## Written problem A
In the forum post, condense the paragraph beginning "I want to analyse thermal stress" into a bulleted list that keeps its main facts.
## Written problem B
Translate this sentence from the forum post into Spanish: "I have access to various .stp versions of the components, along with other CAD options."

## Document
»»
I want to analyse thermal stress in a vacuum viewport assembly. Attached is an old attempt at meshing this to show the main components (ignore the mesh cracks, this is just to illustrate the general form). The overall assembly is circular: the blue component is a disc-shaped optic; the brown component is a pressed, convoluted metal ring; the grey is a circular flange. Equispaced around the flange are a number of through holes for bolts. The optic is brazed or bonded to the ring, so potentially another thin component is needed here. The ring is welded to the flange. The flange will have a more complex profile than this, being seated onto a compressed copper gasket, but I think fixed supports at/around the bolt holes (and possibly where seated on the gasket) will be a good enough approximation.
I am interested to hear suggestions for the meshing of this assembly. I have access to various .stp versions of the components, along with other CAD options.
««
(Saved data entries)
»»
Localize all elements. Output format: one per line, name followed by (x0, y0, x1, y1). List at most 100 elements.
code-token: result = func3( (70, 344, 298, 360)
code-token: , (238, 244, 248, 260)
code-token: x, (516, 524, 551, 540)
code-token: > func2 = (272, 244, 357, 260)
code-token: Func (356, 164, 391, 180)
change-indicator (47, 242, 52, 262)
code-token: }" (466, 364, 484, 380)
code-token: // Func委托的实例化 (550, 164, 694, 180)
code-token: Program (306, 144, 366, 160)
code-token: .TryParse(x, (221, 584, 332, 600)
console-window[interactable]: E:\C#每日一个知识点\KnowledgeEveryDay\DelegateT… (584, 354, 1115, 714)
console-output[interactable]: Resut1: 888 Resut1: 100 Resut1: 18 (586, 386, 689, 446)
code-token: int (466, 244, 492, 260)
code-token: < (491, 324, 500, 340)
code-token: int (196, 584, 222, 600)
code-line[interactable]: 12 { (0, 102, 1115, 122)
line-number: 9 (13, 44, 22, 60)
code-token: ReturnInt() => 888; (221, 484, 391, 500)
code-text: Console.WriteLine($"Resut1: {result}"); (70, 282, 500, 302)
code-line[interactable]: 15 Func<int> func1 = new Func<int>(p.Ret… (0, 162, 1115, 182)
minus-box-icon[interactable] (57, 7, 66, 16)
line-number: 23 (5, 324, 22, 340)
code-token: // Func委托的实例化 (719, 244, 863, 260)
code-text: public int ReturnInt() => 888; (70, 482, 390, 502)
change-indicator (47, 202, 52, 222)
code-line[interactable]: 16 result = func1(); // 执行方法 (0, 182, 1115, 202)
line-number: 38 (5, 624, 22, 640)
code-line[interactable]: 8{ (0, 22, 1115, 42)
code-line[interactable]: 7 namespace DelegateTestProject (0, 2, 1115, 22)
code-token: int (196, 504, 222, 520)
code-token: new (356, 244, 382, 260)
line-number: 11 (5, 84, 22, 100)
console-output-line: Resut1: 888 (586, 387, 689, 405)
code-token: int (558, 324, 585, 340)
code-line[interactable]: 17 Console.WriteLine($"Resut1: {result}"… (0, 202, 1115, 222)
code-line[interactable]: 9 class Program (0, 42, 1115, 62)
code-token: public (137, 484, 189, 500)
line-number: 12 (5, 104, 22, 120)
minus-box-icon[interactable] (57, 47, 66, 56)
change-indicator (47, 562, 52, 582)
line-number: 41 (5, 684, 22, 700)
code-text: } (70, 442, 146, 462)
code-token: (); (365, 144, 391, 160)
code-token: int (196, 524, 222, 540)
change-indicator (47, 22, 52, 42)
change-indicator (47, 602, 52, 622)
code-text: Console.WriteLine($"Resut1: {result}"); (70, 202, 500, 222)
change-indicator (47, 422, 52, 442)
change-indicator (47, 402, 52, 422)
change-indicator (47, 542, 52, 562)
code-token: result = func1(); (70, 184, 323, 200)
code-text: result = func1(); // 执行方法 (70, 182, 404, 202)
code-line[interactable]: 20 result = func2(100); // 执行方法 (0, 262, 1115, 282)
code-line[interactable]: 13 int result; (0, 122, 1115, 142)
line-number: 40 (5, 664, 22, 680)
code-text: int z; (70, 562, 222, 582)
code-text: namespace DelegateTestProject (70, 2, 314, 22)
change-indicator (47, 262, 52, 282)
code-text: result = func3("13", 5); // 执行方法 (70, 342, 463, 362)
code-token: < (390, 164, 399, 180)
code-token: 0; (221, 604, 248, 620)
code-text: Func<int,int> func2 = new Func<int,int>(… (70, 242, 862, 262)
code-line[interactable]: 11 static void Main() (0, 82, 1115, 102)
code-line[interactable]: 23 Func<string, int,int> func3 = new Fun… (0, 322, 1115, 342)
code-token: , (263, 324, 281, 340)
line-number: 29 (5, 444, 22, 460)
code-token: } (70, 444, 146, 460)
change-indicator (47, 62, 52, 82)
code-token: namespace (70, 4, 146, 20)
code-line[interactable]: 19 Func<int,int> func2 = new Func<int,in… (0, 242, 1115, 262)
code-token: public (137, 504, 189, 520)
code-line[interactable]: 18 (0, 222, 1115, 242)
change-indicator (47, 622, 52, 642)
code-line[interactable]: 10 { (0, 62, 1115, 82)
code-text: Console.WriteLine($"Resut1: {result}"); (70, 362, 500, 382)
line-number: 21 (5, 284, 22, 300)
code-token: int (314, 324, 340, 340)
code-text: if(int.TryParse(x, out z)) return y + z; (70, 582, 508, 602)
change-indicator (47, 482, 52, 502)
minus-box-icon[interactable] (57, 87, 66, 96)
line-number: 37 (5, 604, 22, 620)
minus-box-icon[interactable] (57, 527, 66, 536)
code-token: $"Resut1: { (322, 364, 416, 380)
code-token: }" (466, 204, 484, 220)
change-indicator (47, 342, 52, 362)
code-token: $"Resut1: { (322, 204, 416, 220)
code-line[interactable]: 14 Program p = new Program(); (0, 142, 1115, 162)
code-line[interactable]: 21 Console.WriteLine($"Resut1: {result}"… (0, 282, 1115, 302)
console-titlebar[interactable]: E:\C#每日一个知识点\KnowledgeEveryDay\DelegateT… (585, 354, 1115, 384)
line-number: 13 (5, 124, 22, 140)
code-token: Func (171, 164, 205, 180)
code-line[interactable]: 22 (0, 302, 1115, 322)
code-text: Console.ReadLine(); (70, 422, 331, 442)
««
## Exercise response A
- Goal: analyze thermal stress in a circular vacuum viewport assembly.
- The attached mesh is an old attempt that only illustrates the main components. Its cracks should be ignored.
- Components: a disc-shaped optic (blue), a pressed, convoluted metal ring (brown), and a circular flange (grey) with equispaced through holes for bolts.
- Joints: the optic is brazed or bonded to the ring, which may require another thin component. The ring is welded to the flange.
- Supports: the real flange profile is more complex and sits on a compressed copper gasket. Fixed supports at or around the bolt holes, and possibly at the gasket seat, should be a good enough approximation.

## Exercise response B
Tengo acceso a varias versiones .stp de los componentes, además de otras opciones de CAD.